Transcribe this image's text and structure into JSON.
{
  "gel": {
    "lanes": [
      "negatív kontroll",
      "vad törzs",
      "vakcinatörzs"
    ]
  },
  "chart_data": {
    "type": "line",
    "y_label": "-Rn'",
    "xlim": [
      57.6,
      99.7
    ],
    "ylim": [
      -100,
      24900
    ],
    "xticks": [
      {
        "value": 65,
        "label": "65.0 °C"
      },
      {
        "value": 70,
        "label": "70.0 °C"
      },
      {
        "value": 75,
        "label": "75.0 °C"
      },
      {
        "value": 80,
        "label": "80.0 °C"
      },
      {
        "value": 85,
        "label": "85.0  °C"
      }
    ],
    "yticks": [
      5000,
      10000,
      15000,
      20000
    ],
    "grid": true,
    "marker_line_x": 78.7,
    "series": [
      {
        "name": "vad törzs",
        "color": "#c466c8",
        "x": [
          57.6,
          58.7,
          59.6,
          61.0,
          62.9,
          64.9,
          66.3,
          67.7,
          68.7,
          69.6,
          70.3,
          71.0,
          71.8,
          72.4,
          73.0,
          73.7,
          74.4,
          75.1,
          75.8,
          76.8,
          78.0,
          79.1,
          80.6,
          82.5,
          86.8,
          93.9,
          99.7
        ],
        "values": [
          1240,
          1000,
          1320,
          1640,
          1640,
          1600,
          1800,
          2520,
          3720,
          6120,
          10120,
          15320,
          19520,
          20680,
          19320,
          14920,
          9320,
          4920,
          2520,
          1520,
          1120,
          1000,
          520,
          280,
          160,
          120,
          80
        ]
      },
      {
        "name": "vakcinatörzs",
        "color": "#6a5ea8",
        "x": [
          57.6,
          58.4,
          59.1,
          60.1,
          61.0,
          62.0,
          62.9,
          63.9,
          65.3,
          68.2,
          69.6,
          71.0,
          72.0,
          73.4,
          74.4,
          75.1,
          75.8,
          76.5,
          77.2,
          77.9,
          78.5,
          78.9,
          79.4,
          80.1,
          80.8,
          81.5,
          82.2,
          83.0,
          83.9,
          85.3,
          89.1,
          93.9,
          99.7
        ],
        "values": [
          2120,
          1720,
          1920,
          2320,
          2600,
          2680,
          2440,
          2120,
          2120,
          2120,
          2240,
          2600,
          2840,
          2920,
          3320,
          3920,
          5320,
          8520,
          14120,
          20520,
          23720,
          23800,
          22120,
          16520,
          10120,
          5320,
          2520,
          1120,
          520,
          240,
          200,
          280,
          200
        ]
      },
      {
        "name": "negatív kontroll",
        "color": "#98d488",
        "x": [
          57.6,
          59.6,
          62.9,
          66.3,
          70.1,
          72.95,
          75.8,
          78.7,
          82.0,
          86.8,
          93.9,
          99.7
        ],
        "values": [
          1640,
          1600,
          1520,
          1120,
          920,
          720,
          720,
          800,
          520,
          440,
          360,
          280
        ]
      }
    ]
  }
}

========================================

■ **GIVEN TASK**
Identify every line above with the string "negatív" in it. Copy those lines.

■ **THE OUTPUT**
      "negatív kontroll",
        "name": "negatív kontroll",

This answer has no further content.